What is needed. How many lines of these entries hold the string "Efes"? Reply with the number alone.

Data to use.
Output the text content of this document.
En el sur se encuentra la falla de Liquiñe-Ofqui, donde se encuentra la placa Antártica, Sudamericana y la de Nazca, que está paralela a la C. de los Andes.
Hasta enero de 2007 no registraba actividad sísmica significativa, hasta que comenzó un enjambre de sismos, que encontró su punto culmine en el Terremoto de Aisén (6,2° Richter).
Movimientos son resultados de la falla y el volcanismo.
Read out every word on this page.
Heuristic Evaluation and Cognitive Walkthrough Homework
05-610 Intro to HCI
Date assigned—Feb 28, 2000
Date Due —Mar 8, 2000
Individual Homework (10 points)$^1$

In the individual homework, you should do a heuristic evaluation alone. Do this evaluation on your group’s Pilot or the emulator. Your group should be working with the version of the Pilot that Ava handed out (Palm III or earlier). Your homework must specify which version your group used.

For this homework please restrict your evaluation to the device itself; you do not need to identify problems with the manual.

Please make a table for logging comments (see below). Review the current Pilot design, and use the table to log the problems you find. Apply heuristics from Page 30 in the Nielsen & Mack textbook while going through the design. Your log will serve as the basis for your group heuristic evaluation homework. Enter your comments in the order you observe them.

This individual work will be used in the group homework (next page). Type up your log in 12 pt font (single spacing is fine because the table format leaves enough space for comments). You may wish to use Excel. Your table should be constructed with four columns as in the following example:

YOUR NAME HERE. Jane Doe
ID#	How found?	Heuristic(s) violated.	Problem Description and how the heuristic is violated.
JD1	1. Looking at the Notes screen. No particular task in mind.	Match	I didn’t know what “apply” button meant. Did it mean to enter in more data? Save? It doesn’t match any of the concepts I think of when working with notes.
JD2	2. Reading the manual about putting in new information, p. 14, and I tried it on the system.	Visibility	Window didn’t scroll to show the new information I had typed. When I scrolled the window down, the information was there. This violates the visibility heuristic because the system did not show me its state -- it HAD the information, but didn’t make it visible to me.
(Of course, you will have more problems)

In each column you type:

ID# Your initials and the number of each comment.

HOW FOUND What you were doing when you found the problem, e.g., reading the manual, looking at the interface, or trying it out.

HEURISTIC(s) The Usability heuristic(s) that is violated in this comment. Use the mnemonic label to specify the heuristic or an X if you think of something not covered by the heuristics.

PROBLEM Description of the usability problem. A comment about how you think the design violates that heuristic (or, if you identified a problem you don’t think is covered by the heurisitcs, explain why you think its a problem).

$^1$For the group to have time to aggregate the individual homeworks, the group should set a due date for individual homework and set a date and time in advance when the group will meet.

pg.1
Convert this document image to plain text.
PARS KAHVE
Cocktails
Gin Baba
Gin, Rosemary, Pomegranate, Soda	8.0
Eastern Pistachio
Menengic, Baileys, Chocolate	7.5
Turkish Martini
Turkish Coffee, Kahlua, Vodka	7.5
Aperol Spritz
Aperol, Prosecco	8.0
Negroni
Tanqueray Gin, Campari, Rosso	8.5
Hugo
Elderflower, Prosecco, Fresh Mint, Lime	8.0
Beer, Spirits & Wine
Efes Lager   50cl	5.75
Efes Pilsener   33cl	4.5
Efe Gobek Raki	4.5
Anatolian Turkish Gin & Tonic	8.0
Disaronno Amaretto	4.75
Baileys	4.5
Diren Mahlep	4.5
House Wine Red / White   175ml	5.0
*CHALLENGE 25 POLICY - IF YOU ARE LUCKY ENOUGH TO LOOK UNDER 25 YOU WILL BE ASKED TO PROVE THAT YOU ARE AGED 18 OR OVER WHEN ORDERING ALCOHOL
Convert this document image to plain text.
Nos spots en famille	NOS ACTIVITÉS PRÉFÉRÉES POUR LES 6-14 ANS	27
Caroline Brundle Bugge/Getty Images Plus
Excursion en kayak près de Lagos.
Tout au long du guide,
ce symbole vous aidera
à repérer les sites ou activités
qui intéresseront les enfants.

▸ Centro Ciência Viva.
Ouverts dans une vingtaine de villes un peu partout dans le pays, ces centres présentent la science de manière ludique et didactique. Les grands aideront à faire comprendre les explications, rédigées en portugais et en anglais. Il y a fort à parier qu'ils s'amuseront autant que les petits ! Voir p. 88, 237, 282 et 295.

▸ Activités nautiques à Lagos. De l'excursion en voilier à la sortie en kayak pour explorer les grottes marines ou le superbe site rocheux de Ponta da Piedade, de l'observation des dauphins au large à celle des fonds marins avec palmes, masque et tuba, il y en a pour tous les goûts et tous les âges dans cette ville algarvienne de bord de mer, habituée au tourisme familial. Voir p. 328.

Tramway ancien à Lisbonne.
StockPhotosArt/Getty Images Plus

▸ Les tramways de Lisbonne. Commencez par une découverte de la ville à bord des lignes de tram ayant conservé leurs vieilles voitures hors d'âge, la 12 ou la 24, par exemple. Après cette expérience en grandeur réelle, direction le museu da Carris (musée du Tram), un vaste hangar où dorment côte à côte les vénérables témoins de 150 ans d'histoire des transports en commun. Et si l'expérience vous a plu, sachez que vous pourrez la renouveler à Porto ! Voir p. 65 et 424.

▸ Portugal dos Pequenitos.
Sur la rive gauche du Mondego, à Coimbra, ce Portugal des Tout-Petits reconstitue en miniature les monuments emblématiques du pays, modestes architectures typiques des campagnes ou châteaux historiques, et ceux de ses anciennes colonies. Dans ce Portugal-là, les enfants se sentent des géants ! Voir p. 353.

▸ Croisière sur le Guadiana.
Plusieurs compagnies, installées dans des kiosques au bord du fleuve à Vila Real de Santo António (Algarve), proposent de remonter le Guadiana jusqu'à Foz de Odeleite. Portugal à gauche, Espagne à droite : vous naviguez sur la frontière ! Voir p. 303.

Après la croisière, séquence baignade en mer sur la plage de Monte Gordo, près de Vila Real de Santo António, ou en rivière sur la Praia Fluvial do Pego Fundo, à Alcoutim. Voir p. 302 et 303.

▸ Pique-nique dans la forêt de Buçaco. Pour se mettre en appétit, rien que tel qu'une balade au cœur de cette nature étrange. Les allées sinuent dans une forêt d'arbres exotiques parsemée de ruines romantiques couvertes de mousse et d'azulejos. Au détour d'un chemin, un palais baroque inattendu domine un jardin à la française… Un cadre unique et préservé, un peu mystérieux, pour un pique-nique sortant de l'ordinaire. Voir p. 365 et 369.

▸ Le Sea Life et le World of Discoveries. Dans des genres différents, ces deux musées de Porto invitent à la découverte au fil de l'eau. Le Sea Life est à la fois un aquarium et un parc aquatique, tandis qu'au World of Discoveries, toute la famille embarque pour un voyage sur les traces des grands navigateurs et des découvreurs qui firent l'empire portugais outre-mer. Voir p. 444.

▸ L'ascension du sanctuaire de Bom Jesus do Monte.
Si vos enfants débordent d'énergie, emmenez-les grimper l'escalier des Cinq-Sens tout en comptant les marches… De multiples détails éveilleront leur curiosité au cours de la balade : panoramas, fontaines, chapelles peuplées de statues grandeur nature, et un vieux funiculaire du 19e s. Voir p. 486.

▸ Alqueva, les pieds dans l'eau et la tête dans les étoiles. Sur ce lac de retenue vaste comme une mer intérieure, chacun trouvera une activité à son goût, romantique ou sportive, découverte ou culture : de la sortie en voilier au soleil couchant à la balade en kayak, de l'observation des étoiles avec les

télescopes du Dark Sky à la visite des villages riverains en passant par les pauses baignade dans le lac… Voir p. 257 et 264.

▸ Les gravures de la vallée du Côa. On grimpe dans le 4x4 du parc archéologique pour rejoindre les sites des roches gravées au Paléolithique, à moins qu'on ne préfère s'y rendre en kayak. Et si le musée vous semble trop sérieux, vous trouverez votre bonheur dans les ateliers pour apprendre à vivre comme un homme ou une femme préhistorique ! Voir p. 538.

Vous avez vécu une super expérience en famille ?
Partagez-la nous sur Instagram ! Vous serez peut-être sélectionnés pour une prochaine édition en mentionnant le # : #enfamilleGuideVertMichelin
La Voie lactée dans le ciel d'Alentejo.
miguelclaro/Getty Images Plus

Result. 2